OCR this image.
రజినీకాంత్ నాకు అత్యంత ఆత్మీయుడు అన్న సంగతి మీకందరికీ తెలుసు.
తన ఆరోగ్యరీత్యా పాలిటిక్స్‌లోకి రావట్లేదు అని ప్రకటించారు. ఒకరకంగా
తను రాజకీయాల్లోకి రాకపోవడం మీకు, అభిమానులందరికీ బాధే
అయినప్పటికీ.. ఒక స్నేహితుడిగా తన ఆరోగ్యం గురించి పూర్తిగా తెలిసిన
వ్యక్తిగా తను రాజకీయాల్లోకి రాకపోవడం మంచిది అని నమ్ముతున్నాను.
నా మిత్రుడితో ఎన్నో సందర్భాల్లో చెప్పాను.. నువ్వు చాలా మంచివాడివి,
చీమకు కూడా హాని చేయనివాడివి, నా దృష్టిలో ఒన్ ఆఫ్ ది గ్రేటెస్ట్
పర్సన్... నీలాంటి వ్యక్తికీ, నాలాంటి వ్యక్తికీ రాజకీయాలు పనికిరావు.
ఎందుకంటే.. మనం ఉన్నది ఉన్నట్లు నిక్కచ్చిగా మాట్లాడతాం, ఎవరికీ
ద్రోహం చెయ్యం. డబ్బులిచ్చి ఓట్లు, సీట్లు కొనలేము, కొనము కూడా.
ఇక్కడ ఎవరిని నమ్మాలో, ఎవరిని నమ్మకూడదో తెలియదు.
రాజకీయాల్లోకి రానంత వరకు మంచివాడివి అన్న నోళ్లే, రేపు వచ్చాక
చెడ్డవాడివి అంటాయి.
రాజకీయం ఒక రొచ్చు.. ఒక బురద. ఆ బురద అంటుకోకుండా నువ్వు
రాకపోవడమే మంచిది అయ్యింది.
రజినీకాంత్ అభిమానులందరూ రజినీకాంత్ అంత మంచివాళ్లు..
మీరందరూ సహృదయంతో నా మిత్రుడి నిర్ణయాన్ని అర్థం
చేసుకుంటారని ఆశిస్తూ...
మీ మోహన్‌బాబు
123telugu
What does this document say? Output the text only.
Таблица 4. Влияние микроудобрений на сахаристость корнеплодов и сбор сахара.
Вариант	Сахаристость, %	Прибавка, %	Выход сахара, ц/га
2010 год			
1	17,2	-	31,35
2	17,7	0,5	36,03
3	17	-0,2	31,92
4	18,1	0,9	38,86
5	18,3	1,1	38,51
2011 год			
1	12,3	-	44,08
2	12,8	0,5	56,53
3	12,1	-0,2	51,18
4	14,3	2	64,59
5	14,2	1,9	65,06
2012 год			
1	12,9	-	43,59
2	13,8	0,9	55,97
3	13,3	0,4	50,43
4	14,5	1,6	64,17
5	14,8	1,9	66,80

--------------------------------------------------

JOB:
Quote, word for word, every line starting at the one that contains "What does this" and ending with the final line of the entries.

WORKED ANSWER:
What does this document say? Output the text only.
Таблица 4. Влияние микроудобрений на сахаристость корнеплодов и сбор сахара.
Вариант	Сахаристость, %	Прибавка, %	Выход сахара, ц/га
2010 год			
1	17,2	-	31,35
2	17,7	0,5	36,03
3	17	-0,2	31,92
4	18,1	0,9	38,86
5	18,3	1,1	38,51
2011 год			
1	12,3	-	44,08
2	12,8	0,5	56,53
3	12,1	-0,2	51,18
4	14,3	2	64,59
5	14,2	1,9	65,06
2012 год			
1	12,9	-	43,59
2	13,8	0,9	55,97
3	13,3	0,4	50,43
4	14,5	1,6	64,17
5	14,8	1,9	66,80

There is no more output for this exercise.